* [Problem description]: Locate every line below that contains the word "java" and copy it.

* [Input]:
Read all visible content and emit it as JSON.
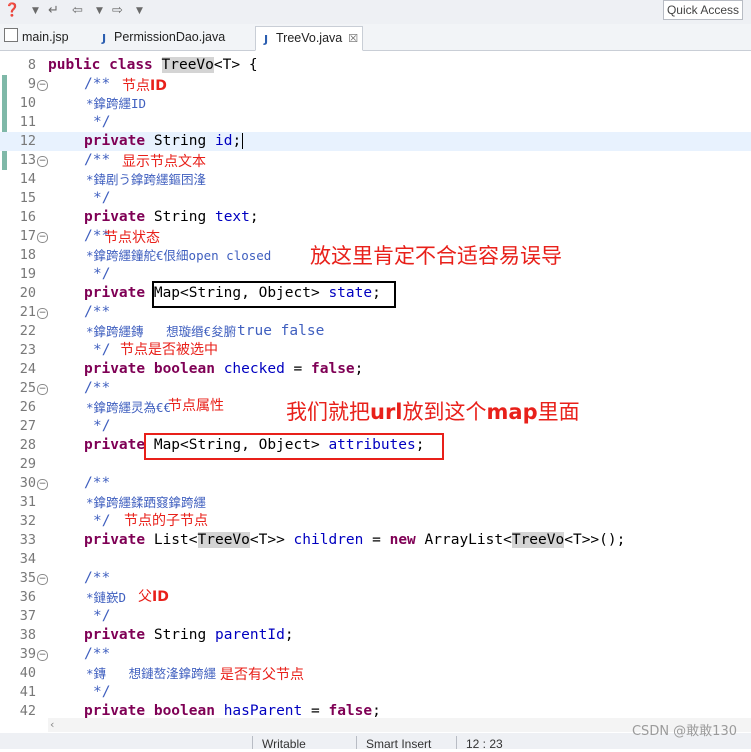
{
  "toolbar": {
    "icons": [
      "help-icon",
      "dropdown-icon",
      "last-edit-icon",
      "back-icon",
      "dropdown-icon",
      "forward-icon",
      "dropdown-icon"
    ],
    "quick_access": "Quick Access"
  },
  "tabs": [
    {
      "label": "main.jsp",
      "icon": "jsp-file-icon"
    },
    {
      "label": "PermissionDao.java",
      "icon": "java-file-icon"
    },
    {
      "label": "TreeVo.java",
      "icon": "java-file-icon",
      "active": true,
      "close": "☒"
    }
  ],
  "line_numbers": [
    "8",
    "9",
    "10",
    "11",
    "12",
    "13",
    "14",
    "15",
    "16",
    "17",
    "18",
    "19",
    "20",
    "21",
    "22",
    "23",
    "24",
    "25",
    "26",
    "27",
    "28",
    "29",
    "30",
    "31",
    "32",
    "33",
    "34",
    "35",
    "36",
    "37",
    "38",
    "39",
    "40",
    "41",
    "42"
  ],
  "code": {
    "l8": [
      "public",
      "class",
      "TreeVo",
      "<T> {"
    ],
    "comment_open": "/**",
    "comment_close": "*/",
    "l10": "*鎿跨纆ID",
    "l12": [
      "private",
      "String",
      "id",
      ";"
    ],
    "l14": "*鍏剧う鎿跨纆鏂囨湰",
    "l16": [
      "private",
      "String",
      "text",
      ";"
    ],
    "l18": "*鎿跨纆鐘舵€佷細open closed",
    "l20": [
      "private",
      "Map<String, Object>",
      "state",
      ";"
    ],
    "l22": "*鎿跨纆鏄   想璇缗€夋腑",
    "l22_code": "true false",
    "l24": [
      "private",
      "boolean",
      "checked",
      "=",
      "false",
      ";"
    ],
    "l26": "*鎿跨纆灵為€€",
    "l28": [
      "private",
      "Map<String, Object>",
      "attributes",
      ";"
    ],
    "l31": "*鎿跨纆鍒跴窡鎿跨纆",
    "l33": [
      "private",
      "List<",
      "TreeVo",
      "<T>>",
      "children",
      "=",
      "new",
      "ArrayList<",
      "TreeVo",
      "<T>>();"
    ],
    "l36": "*鏈嶔D",
    "l38": [
      "private",
      "String",
      "parentId",
      ";"
    ],
    "l40": "*鏄   想鏈嶅湰鎿跨纆",
    "l42": [
      "private",
      "boolean",
      "hasParent",
      "=",
      "false",
      ";"
    ]
  },
  "annotations": {
    "a9": "节点",
    "a9b": "ID",
    "a13": "显示节点文本",
    "a17": "节点状态",
    "big1": "放这里肯定不合适容易误导",
    "a23": "节点是否被选中",
    "a26": "节点属性",
    "big2_a": "我们就把",
    "big2_b": "url",
    "big2_c": "放到这个",
    "big2_d": "map",
    "big2_e": "里面",
    "a32": "节点的子节点",
    "a36": "父",
    "a36b": "ID",
    "a40": "是否有父节点"
  },
  "status": {
    "writable": "Writable",
    "insert_mode": "Smart Insert",
    "position": "12 : 23"
  },
  "watermark": "CSDN @敢敢130",
  "colors": {
    "keyword": "#7f0055",
    "field": "#0000c0",
    "comment": "#3f5fbf",
    "annotation": "#e8201a",
    "black_box": "#000000",
    "red_box": "#e8201a",
    "current_line": "#e8f2fe"
  }
}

* [The output]:
      "label": "PermissionDao.java",
      "icon": "java-file-icon"
      "label": "TreeVo.java",
      "icon": "java-file-icon",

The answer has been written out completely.